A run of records
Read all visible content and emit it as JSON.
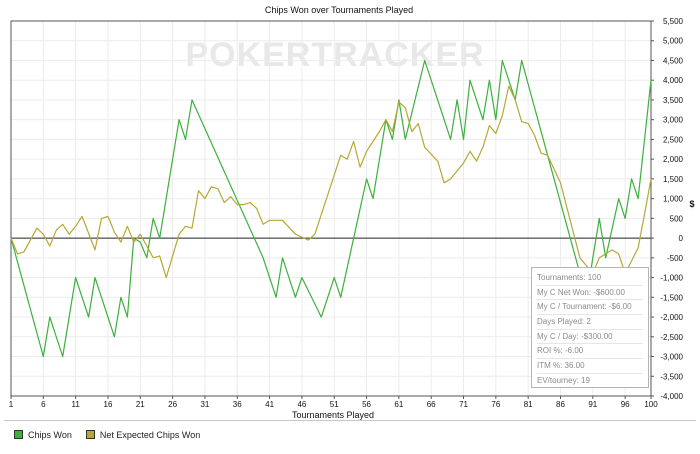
{
  "chart_data": {
    "type": "line",
    "title": "Chips Won over Tournaments Played",
    "xlabel": "Tournaments Played",
    "ylabel": "$",
    "watermark": "POKERTRACKER",
    "xlim": [
      1,
      100
    ],
    "ylim": [
      -4000,
      5500
    ],
    "xticks": [
      "1",
      "6",
      "11",
      "16",
      "21",
      "26",
      "31",
      "36",
      "41",
      "46",
      "51",
      "56",
      "61",
      "66",
      "71",
      "76",
      "81",
      "86",
      "91",
      "96",
      "100"
    ],
    "yticks": [
      "5,500",
      "5,000",
      "4,500",
      "4,000",
      "3,500",
      "3,000",
      "2,500",
      "2,000",
      "1,500",
      "1,000",
      "500",
      "0",
      "-500",
      "-1,000",
      "-1,500",
      "-2,000",
      "-2,500",
      "-3,000",
      "-3,500",
      "-4,000"
    ],
    "ytick_values": [
      5500,
      5000,
      4500,
      4000,
      3500,
      3000,
      2500,
      2000,
      1500,
      1000,
      500,
      0,
      -500,
      -1000,
      -1500,
      -2000,
      -2500,
      -3000,
      -3500,
      -4000
    ],
    "grid": true,
    "legend_position": "bottom-left",
    "series": [
      {
        "name": "Chips Won",
        "color": "#3cb03c",
        "points": [
          [
            1,
            0
          ],
          [
            6,
            -3000
          ],
          [
            7,
            -2000
          ],
          [
            9,
            -3000
          ],
          [
            11,
            -1000
          ],
          [
            13,
            -2000
          ],
          [
            14,
            -1000
          ],
          [
            17,
            -2500
          ],
          [
            18,
            -1500
          ],
          [
            19,
            -2000
          ],
          [
            20,
            0
          ],
          [
            21,
            -100
          ],
          [
            22,
            -500
          ],
          [
            23,
            500
          ],
          [
            24,
            0
          ],
          [
            26,
            2000
          ],
          [
            27,
            3000
          ],
          [
            28,
            2500
          ],
          [
            29,
            3500
          ],
          [
            40,
            -500
          ],
          [
            42,
            -1500
          ],
          [
            43,
            -500
          ],
          [
            45,
            -1500
          ],
          [
            46,
            -1000
          ],
          [
            49,
            -2000
          ],
          [
            51,
            -1000
          ],
          [
            52,
            -1500
          ],
          [
            56,
            1500
          ],
          [
            57,
            1000
          ],
          [
            59,
            3000
          ],
          [
            60,
            2500
          ],
          [
            61,
            3500
          ],
          [
            62,
            2500
          ],
          [
            65,
            4500
          ],
          [
            69,
            2500
          ],
          [
            70,
            3500
          ],
          [
            71,
            2500
          ],
          [
            72,
            4000
          ],
          [
            74,
            3000
          ],
          [
            75,
            4000
          ],
          [
            76,
            3000
          ],
          [
            77,
            4500
          ],
          [
            79,
            3500
          ],
          [
            80,
            4500
          ],
          [
            90,
            -1500
          ],
          [
            92,
            500
          ],
          [
            93,
            -500
          ],
          [
            95,
            1000
          ],
          [
            96,
            500
          ],
          [
            97,
            1500
          ],
          [
            98,
            1000
          ],
          [
            100,
            4000
          ]
        ]
      },
      {
        "name": "Net Expected Chips Won",
        "color": "#b6a834",
        "points": [
          [
            1,
            0
          ],
          [
            2,
            -400
          ],
          [
            3,
            -350
          ],
          [
            5,
            250
          ],
          [
            6,
            100
          ],
          [
            7,
            -200
          ],
          [
            8,
            200
          ],
          [
            9,
            350
          ],
          [
            10,
            100
          ],
          [
            11,
            300
          ],
          [
            12,
            550
          ],
          [
            14,
            -300
          ],
          [
            15,
            500
          ],
          [
            16,
            550
          ],
          [
            17,
            150
          ],
          [
            18,
            -100
          ],
          [
            19,
            300
          ],
          [
            20,
            -100
          ],
          [
            21,
            100
          ],
          [
            22,
            -200
          ],
          [
            23,
            -500
          ],
          [
            24,
            -450
          ],
          [
            25,
            -1000
          ],
          [
            27,
            100
          ],
          [
            28,
            300
          ],
          [
            29,
            250
          ],
          [
            30,
            1200
          ],
          [
            31,
            1000
          ],
          [
            32,
            1300
          ],
          [
            33,
            1250
          ],
          [
            34,
            900
          ],
          [
            35,
            1050
          ],
          [
            36,
            850
          ],
          [
            37,
            850
          ],
          [
            38,
            900
          ],
          [
            39,
            750
          ],
          [
            40,
            350
          ],
          [
            41,
            450
          ],
          [
            43,
            450
          ],
          [
            45,
            100
          ],
          [
            47,
            -50
          ],
          [
            48,
            100
          ],
          [
            50,
            1100
          ],
          [
            52,
            2100
          ],
          [
            53,
            2000
          ],
          [
            54,
            2450
          ],
          [
            55,
            1800
          ],
          [
            56,
            2200
          ],
          [
            58,
            2700
          ],
          [
            59,
            3000
          ],
          [
            60,
            2700
          ],
          [
            61,
            3450
          ],
          [
            62,
            3300
          ],
          [
            63,
            2700
          ],
          [
            64,
            2900
          ],
          [
            65,
            2300
          ],
          [
            67,
            1950
          ],
          [
            68,
            1400
          ],
          [
            69,
            1500
          ],
          [
            71,
            1900
          ],
          [
            72,
            2200
          ],
          [
            73,
            1950
          ],
          [
            74,
            2300
          ],
          [
            75,
            2850
          ],
          [
            76,
            2650
          ],
          [
            77,
            3100
          ],
          [
            78,
            3850
          ],
          [
            79,
            3500
          ],
          [
            80,
            2950
          ],
          [
            81,
            2900
          ],
          [
            82,
            2600
          ],
          [
            83,
            2150
          ],
          [
            84,
            2100
          ],
          [
            86,
            1400
          ],
          [
            89,
            -500
          ],
          [
            91,
            -900
          ],
          [
            92,
            -500
          ],
          [
            94,
            -300
          ],
          [
            95,
            -400
          ],
          [
            96,
            -900
          ],
          [
            98,
            -250
          ],
          [
            99,
            600
          ],
          [
            100,
            1500
          ]
        ]
      }
    ]
  },
  "stats": [
    {
      "label": "Tournaments: 100"
    },
    {
      "label": "My C Net Won: -$600.00"
    },
    {
      "label": "My C / Tournament: -$6.00"
    },
    {
      "label": "Days Played: 2"
    },
    {
      "label": "My C / Day: -$300.00"
    },
    {
      "label": "ROI %: -6.00"
    },
    {
      "label": "ITM %: 36.00"
    },
    {
      "label": "EV/tourney: 19"
    }
  ],
  "legend": [
    {
      "label": "Chips Won",
      "color": "#3cb03c"
    },
    {
      "label": "Net Expected Chips Won",
      "color": "#b6a834"
    }
  ]
}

■ **Exercise details**
Copy each line of the listing that holds the word "color".

■ **Solution to this exercise**
        "color": "#3cb03c",
        "color": "#b6a834",
      "color": "#3cb03c"
      "color": "#b6a834"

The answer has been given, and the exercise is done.